Votre objectif :: Rédigez la suite du texte sur la faute dolosive du promoteur, en reprenant juste après sa dernière phrase.

Texte à lire ::

>>>

Faute dolosive du promoteur et jurisprudence
Bonjour à tous !
C’est avec grand plaisir que je vous retrouve en ce début d’année 2025 pour de nouvelles vidéos.
Je vous propose sans plus attendre d’évoquer un arrêt de la 3ème Chambre civile de la Cour de Cassation rendu en fin d’année dernière, et qui portait sur la faute dolosive du promoteur et son incidence sur le contrat d’assurance.
Civ 3ème 21 novembre 2024, n° 23-15.803
L’année 2024 a connu un certain nombre d’arrêts sur le sujet du dol, qui s’inscrivaient dans un mouvement débuté en 2023, la Cour de Cassation ayant consacré cette année-là l’autonomie du dol par rapport à la faute intentionnelle, entendant ce dernier de manière subjective, à savoir la conscience du caractère inéluctable du dommage.
3ème Civ, 30 mars 2023, n° 21-21.084
Pour mémoire, le dol est abordé à l’article L. 113-1 alinéa 2 du Code des assurances, qui dispose que :
« Les pertes et les dommages occasionnés par des cas fortuits ou causés par la faute de l’assuré sont à la charge de l’assureur, sauf exclusion formelle et limitée contenue dans la police.

<<<

Données enregistrées ::
>>>

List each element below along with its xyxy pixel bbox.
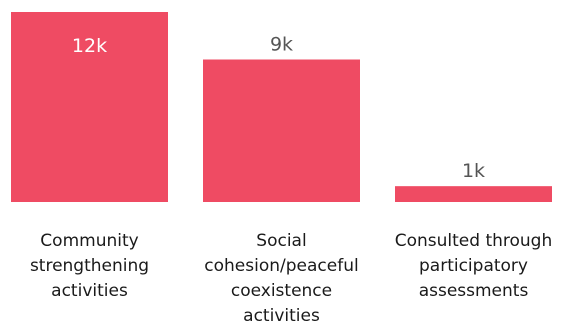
value-labels-group: 12k 9k 1k xyxy=(72,34,485,183)
category-label-line: participatory xyxy=(419,256,528,276)
value-label-0: 12k xyxy=(72,35,107,57)
category-label-line: cohesion/peaceful xyxy=(204,256,358,276)
category-label-line: Social xyxy=(256,231,306,251)
value-label-2: 1k xyxy=(462,160,485,182)
category-label-2: Consulted through participatory assessment… xyxy=(395,231,553,301)
category-label-0: Community strengthening activities xyxy=(30,231,149,301)
bar-1 xyxy=(203,59,360,202)
bar-2 xyxy=(395,186,552,202)
bars-group xyxy=(11,12,552,202)
category-label-1: Social cohesion/peaceful coexistence activi… xyxy=(204,231,358,324)
category-label-line: Consulted through xyxy=(395,231,553,251)
bar-0 xyxy=(11,12,168,202)
category-labels-group: Community strengthening activities Social co… xyxy=(30,231,552,324)
category-label-line: Community xyxy=(40,231,138,251)
category-label-line: assessments xyxy=(419,281,529,301)
category-label-line: activities xyxy=(243,306,320,324)
category-label-line: coexistence xyxy=(231,281,332,301)
category-label-line: activities xyxy=(51,281,128,301)
value-label-1: 9k xyxy=(270,34,293,56)
category-label-line: strengthening xyxy=(30,256,149,276)
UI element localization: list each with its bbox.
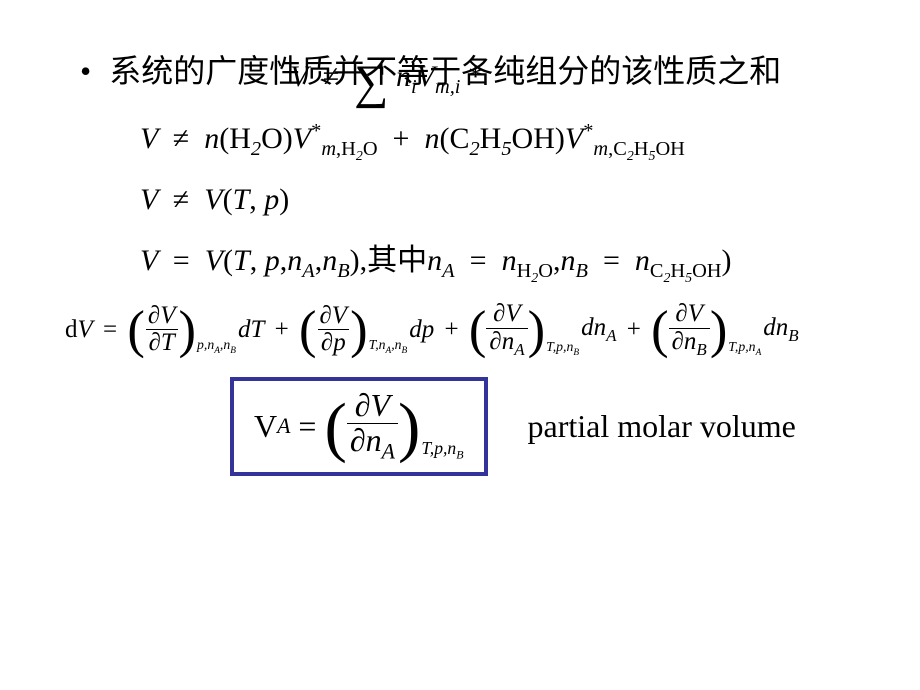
equation-neq-Tp: V ≠ V(T, p)	[140, 183, 880, 217]
bullet-marker: •	[80, 50, 91, 93]
equation-differential: dV = ( ∂V ∂T ) p,nA,nB dT + ( ∂V ∂p ) T,…	[65, 301, 880, 359]
boxed-definition: VA = ( ∂V ∂nA ) T,p,nB	[230, 377, 488, 476]
equation-func: V = V(T, p,nA,nB),其中nA = nH2O,nB = nC2H5…	[140, 235, 880, 287]
label-partial-molar-volume: partial molar volume	[528, 408, 796, 445]
slide: • 系统的广度性质并不等于各纯组分的该性质之和 V ≠ ∑ niVm,i * V…	[0, 0, 920, 496]
equation-h2o-ethanol: V ≠ n(H2O)V*m,H2O + n(C2H5OH)V*m,C2H5OH	[140, 120, 880, 165]
definition-row: VA = ( ∂V ∂nA ) T,p,nB partial molar vol…	[230, 377, 880, 476]
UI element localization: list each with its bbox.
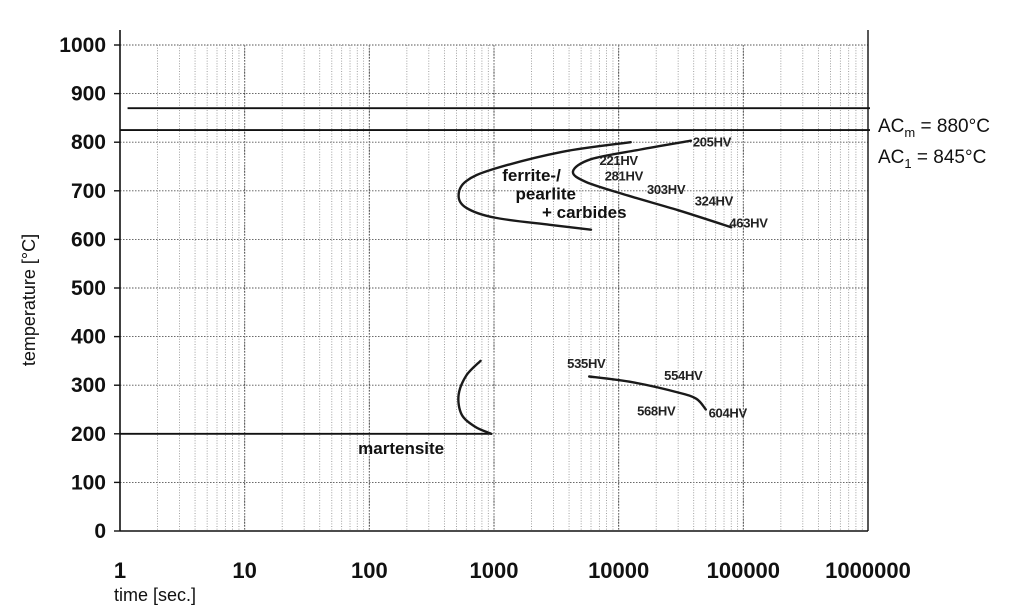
x-axis-label: time [sec.] xyxy=(114,585,196,605)
y-tick-label: 500 xyxy=(71,277,106,300)
phase-label: pearlite xyxy=(515,185,575,204)
hardness-label: 463HV xyxy=(729,216,768,231)
y-tick-label: 200 xyxy=(71,423,106,446)
x-tick-label: 10 xyxy=(232,558,256,583)
ac-label-ACm: ACm = 880°C xyxy=(878,116,990,140)
hardness-label: 604HV xyxy=(709,405,748,420)
hardness-label: 205HV xyxy=(693,135,732,150)
axes xyxy=(114,30,869,532)
hardness-label: 221HV xyxy=(600,153,639,168)
y-tick-label: 0 xyxy=(94,520,106,543)
curves xyxy=(457,139,733,435)
x-tick-label: 100 xyxy=(351,558,388,583)
y-tick-label: 1000 xyxy=(59,34,106,57)
hardness-label: 324HV xyxy=(695,193,734,208)
hardness-label: 281HV xyxy=(605,169,644,184)
phase-label: + carbides xyxy=(542,203,627,222)
hardness-label: 554HV xyxy=(664,368,703,383)
y-axis-label: temperature [°C] xyxy=(19,234,39,366)
phase-label: ferrite-/ xyxy=(502,166,561,185)
tick-labels: 0 100 200 300 400 500 600 700 800 900 1000 1 10 100 10… xyxy=(59,34,911,583)
y-tick-label: 900 xyxy=(71,83,106,106)
y-tick-label: 800 xyxy=(71,131,106,154)
reference-lines xyxy=(120,107,870,435)
x-tick-label: 10000 xyxy=(588,558,649,583)
grid xyxy=(120,44,869,531)
x-tick-label: 100000 xyxy=(707,558,780,583)
curve-bainite-start xyxy=(457,359,493,435)
hardness-label: 303HV xyxy=(647,182,686,197)
ac-label-AC1: AC1 = 845°C xyxy=(878,147,986,171)
hardness-label: 568HV xyxy=(637,403,676,418)
x-tick-label: 1 xyxy=(114,558,126,583)
y-tick-label: 100 xyxy=(71,471,106,494)
y-tick-label: 600 xyxy=(71,228,106,251)
curve-bainite-finish xyxy=(588,375,707,411)
annotations: ACm = 880°C AC1 = 845°C 205HV 221HV281HV303… xyxy=(358,116,990,458)
x-tick-label: 1000 xyxy=(470,558,519,583)
y-tick-label: 400 xyxy=(71,326,106,349)
x-tick-label: 1000000 xyxy=(825,558,911,583)
curve-ferrite-pearlite-start xyxy=(457,141,632,231)
y-tick-label: 300 xyxy=(71,374,106,397)
curve-ferrite-pearlite-finish xyxy=(571,139,733,229)
y-tick-label: 700 xyxy=(71,180,106,203)
phase-label: martensite xyxy=(358,439,444,458)
hardness-label: 535HV xyxy=(567,356,606,371)
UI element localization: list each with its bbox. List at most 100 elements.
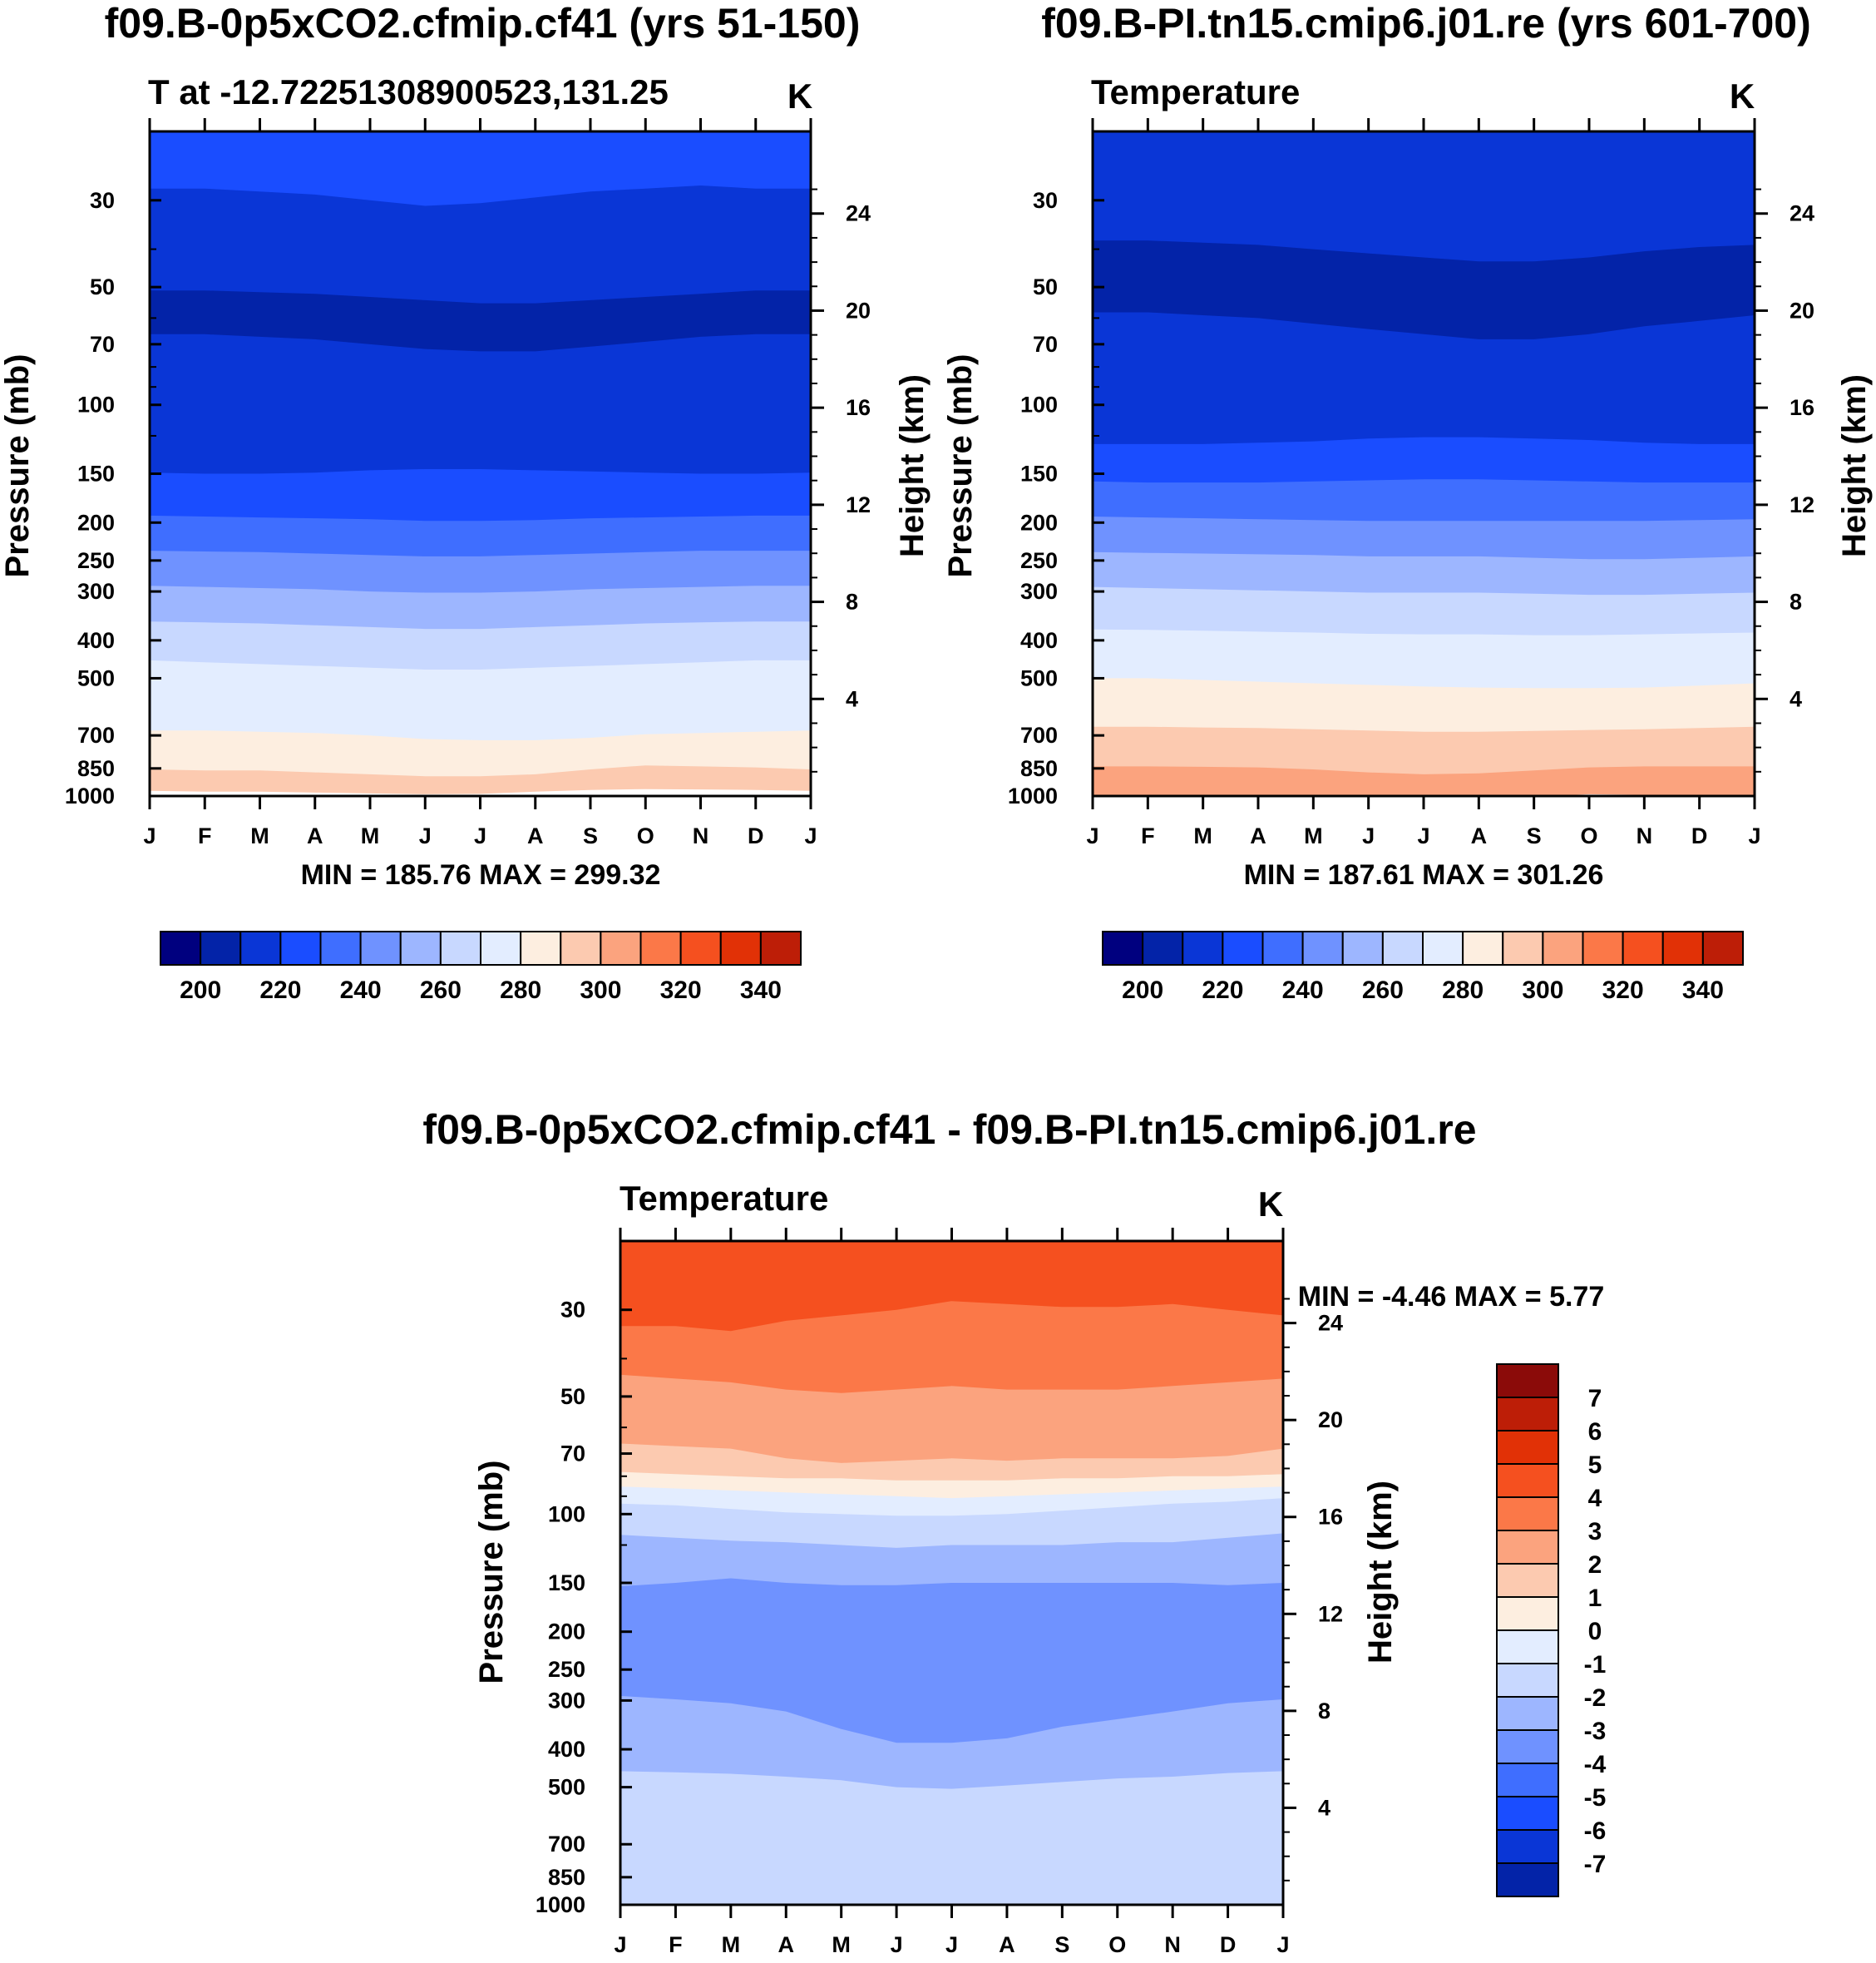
height-tick-label: 20	[1318, 1407, 1343, 1432]
colorbar-label: -5	[1584, 1784, 1607, 1812]
colorbar-label: 4	[1588, 1485, 1602, 1512]
colorbar-box	[639, 931, 682, 966]
colorbar-label: 340	[740, 977, 782, 1004]
height-tick-label: 20	[1790, 298, 1814, 323]
colorbar-box	[1496, 1729, 1559, 1764]
pressure-tick-label: 850	[1020, 756, 1058, 781]
month-label: J	[945, 1932, 958, 1957]
pressure-tick-label: 150	[1020, 462, 1058, 487]
height-tick-label: 12	[1318, 1601, 1343, 1626]
pressure-tick-label: 400	[1020, 628, 1058, 653]
pressure-tick-label: 850	[77, 756, 115, 781]
colorbar-box	[1496, 1796, 1559, 1831]
panel-3-title: f09.B-0p5xCO2.cfmip.cf41 - f09.B-PI.tn15…	[422, 1106, 1476, 1153]
month-label: S	[1527, 823, 1542, 848]
month-label: J	[1276, 1932, 1289, 1957]
colorbar-box	[1422, 931, 1464, 966]
colorbar-box	[1622, 931, 1664, 966]
colorbar-box	[239, 931, 282, 966]
pressure-tick-label: 700	[77, 723, 115, 748]
pressure-tick-label: 500	[548, 1775, 585, 1800]
panel-2-minmax: MIN = 187.61 MAX = 301.26	[1244, 859, 1604, 891]
colorbar-label: 280	[1442, 977, 1484, 1004]
height-tick-label: 4	[846, 686, 858, 711]
month-label: D	[1220, 1932, 1237, 1957]
pressure-tick-label: 50	[560, 1384, 585, 1409]
colorbar-label: 0	[1588, 1618, 1602, 1645]
colorbar-label: 1	[1588, 1585, 1602, 1612]
colorbar-box	[1261, 931, 1304, 966]
colorbar-box	[1496, 1763, 1559, 1797]
month-label: F	[669, 1932, 683, 1957]
panel-3-minmax: MIN = -4.46 MAX = 5.77	[1298, 1281, 1605, 1313]
pressure-tick-label: 700	[1020, 723, 1058, 748]
pressure-tick-label: 250	[548, 1657, 585, 1682]
colorbar-box	[719, 931, 762, 966]
month-label: A	[1471, 823, 1488, 848]
month-label: S	[1054, 1932, 1069, 1957]
pressure-tick-label: 200	[1020, 510, 1058, 535]
panel-2-title: f09.B-PI.tn15.cmip6.j01.re (yrs 601-700)	[1041, 0, 1810, 47]
month-label: M	[1193, 823, 1212, 848]
month-label: M	[361, 823, 380, 848]
month-label: F	[1141, 823, 1155, 848]
colorbar-label: 2	[1588, 1551, 1602, 1579]
colorbar-box	[1582, 931, 1624, 966]
height-tick-label: 24	[1318, 1311, 1343, 1336]
colorbar-box	[1182, 931, 1224, 966]
colorbar-box	[1142, 931, 1184, 966]
panel-3-ylabel-right: Height (km)	[1362, 1481, 1399, 1664]
colorbar-label: 300	[1522, 977, 1563, 1004]
panel-2-colorbar: 200 220 240 260 280 300 320 340	[1102, 931, 1744, 1004]
month-label: J	[143, 823, 156, 848]
month-label: M	[722, 1932, 741, 1957]
colorbar-box	[1381, 931, 1424, 966]
colorbar-box	[200, 931, 242, 966]
height-tick-label: 16	[1790, 395, 1814, 420]
panel-1-plot-area: 30 50 70 100 150 200 250 300 400 500 700 850 1000 4 8 1…	[65, 118, 871, 848]
colorbar-box	[1661, 931, 1704, 966]
colorbar-box	[1222, 931, 1264, 966]
month-label: J	[1417, 823, 1429, 848]
colorbar-box	[1496, 1430, 1559, 1465]
month-label: J	[419, 823, 432, 848]
month-label: O	[1108, 1932, 1126, 1957]
colorbar-box	[1502, 931, 1544, 966]
panel-1-minmax: MIN = 185.76 MAX = 299.32	[301, 859, 661, 891]
pressure-tick-label: 500	[1020, 665, 1058, 690]
pressure-tick-label: 30	[560, 1298, 585, 1323]
month-label: A	[527, 823, 544, 848]
colorbar-label: 220	[1202, 977, 1243, 1004]
month-label: A	[778, 1932, 795, 1957]
colorbar-label: 340	[1682, 977, 1724, 1004]
pressure-tick-label: 30	[1033, 188, 1058, 213]
pressure-tick-label: 70	[1033, 332, 1058, 357]
colorbar-label: 300	[580, 977, 621, 1004]
colorbar-box	[560, 931, 602, 966]
height-tick-label: 8	[1318, 1698, 1330, 1723]
month-label: J	[474, 823, 486, 848]
panel-3-ylabel: Pressure (mb)	[473, 1461, 510, 1684]
panel-3-units: K	[1258, 1184, 1283, 1224]
colorbar-label: 200	[1122, 977, 1163, 1004]
pressure-tick-label: 70	[90, 332, 115, 357]
month-label: J	[891, 1932, 903, 1957]
colorbar-label: -4	[1584, 1751, 1607, 1778]
colorbar-box	[1496, 1862, 1559, 1897]
colorbar-label: -6	[1584, 1817, 1607, 1845]
colorbar-box	[319, 931, 362, 966]
month-label: M	[832, 1932, 851, 1957]
colorbar-box	[1496, 1397, 1559, 1431]
colorbar-label: 320	[1602, 977, 1644, 1004]
colorbar-box	[1496, 1829, 1559, 1864]
colorbar-label: -2	[1584, 1684, 1607, 1712]
month-label: J	[804, 823, 817, 848]
colorbar-box	[1341, 931, 1384, 966]
month-label: N	[693, 823, 709, 848]
pressure-tick-label: 150	[77, 462, 115, 487]
contour-band-12	[150, 131, 811, 206]
month-label: D	[1691, 823, 1708, 848]
pressure-tick-label: 850	[548, 1865, 585, 1890]
month-label: M	[1304, 823, 1323, 848]
colorbar-label: 240	[1282, 977, 1324, 1004]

<<<

Réponse au problème ::
Toutefois, l’assureur ne répond pas des pertes et dommages provenant d’une faute intentionnelle ou dolosive de l’assuré. »
Par son arrêt du 30 mars 2023, la Haute Juridiction a défini la faute dolosive de l’assuré comme étant un acte délibéré de l’assuré commis avec la conscience du caractère inéluctable de ses conséquences dommageables, soulignant également que la faute dolosive n’impliquait pas la volonté de son auteur de créer le dommage.
Auparavant, la jurisprudence adoptait une conception traditionnelle et stricte de la faute intentionnelle ou dolosive, et exigeait une parfaite coïncidence entre le dommage recherché et le dommage réalisé.
2ème Civ, 9 juil. 1997, n° 95-20.799
Postérieurement à l’arrêt du 30 mars 2023, la Cour de Cassation a eu l’occasion de préciser que la conscience du caractère inéluctable des conséquences dommageables ne se confondait pas avec la conscience du risque d’occasionner le dommage.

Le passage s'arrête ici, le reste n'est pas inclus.